**AIM OF THE TASK:**
Count the lines below that contain the word "label", and give only that number.

**DATASET EXCERPTS:**
----

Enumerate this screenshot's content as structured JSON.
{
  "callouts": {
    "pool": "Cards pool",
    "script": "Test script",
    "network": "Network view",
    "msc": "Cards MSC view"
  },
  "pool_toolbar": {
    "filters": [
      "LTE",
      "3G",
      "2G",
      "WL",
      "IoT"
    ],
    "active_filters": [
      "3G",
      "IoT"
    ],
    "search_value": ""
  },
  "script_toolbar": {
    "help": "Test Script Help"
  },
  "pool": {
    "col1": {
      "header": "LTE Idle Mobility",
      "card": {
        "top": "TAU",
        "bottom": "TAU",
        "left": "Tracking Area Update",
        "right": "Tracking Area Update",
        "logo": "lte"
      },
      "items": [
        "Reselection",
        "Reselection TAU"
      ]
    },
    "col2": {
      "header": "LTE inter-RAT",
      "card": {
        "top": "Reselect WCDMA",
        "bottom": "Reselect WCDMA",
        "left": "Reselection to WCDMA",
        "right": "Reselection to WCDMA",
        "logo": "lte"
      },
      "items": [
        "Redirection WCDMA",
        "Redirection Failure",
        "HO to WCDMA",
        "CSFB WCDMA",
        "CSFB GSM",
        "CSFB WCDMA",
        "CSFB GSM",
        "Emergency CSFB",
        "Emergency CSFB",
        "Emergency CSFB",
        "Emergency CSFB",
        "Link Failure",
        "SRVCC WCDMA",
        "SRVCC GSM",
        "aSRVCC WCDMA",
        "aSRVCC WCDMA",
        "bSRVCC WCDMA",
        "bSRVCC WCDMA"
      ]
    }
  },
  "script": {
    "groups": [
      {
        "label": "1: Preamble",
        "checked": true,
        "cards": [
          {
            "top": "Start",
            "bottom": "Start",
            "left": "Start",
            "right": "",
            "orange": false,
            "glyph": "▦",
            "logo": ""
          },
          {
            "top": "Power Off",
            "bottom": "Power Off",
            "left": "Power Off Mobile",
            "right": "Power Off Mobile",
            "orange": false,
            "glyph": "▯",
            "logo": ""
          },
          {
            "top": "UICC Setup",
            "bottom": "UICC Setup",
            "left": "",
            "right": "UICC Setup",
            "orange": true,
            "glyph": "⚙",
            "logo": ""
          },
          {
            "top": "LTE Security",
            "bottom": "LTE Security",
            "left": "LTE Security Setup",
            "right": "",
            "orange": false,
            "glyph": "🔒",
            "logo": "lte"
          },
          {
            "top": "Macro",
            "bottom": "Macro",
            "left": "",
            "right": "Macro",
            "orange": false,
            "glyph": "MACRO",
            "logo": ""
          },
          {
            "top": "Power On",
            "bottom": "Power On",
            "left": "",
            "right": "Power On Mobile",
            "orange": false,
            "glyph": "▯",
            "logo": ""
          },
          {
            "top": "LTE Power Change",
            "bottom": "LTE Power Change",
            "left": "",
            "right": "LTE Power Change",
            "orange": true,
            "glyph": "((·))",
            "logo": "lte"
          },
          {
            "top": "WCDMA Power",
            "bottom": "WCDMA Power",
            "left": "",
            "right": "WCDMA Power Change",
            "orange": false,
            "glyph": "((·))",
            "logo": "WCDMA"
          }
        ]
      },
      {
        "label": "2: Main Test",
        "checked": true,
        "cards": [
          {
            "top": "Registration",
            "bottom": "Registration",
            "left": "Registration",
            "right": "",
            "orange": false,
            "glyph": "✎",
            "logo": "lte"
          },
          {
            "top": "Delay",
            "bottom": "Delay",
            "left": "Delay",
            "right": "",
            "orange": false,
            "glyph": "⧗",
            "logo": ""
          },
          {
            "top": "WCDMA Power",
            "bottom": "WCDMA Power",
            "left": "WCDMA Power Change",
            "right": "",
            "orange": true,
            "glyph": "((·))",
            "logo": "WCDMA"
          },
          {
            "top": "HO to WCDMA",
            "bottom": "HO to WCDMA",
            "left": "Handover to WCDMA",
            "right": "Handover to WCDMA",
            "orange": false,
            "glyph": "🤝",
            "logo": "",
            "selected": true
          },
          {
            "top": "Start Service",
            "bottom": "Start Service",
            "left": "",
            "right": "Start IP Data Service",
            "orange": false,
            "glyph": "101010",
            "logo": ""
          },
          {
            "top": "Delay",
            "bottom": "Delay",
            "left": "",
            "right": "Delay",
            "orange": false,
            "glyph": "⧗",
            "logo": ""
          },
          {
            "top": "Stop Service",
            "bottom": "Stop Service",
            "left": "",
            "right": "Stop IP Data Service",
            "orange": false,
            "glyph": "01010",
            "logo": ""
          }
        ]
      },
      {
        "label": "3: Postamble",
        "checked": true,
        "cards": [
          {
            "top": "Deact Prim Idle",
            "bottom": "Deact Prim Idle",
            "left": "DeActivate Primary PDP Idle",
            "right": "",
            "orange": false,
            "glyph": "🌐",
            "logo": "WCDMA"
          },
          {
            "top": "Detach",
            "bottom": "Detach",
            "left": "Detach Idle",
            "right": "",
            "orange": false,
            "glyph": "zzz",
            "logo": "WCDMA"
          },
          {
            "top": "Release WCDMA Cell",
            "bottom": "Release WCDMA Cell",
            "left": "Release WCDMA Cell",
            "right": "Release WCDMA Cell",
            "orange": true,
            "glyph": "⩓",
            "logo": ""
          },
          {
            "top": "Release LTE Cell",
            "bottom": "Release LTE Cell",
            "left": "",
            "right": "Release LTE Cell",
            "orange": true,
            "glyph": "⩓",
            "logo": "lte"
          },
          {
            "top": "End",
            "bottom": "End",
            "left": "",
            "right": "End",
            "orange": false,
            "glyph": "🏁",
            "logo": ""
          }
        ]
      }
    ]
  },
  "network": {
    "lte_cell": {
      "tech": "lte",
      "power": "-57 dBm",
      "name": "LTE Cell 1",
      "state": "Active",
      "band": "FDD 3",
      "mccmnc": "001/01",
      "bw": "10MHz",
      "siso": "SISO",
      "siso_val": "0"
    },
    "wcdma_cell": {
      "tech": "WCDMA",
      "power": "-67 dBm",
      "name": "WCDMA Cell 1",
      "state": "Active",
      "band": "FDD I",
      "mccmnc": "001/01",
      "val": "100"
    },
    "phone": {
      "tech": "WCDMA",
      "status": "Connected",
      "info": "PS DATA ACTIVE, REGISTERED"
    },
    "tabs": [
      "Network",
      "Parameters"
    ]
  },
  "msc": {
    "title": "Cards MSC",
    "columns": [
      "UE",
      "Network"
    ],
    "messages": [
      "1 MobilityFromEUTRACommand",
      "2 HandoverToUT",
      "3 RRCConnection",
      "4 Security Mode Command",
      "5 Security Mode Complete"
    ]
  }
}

----

**ANSWER IN FULL:**
3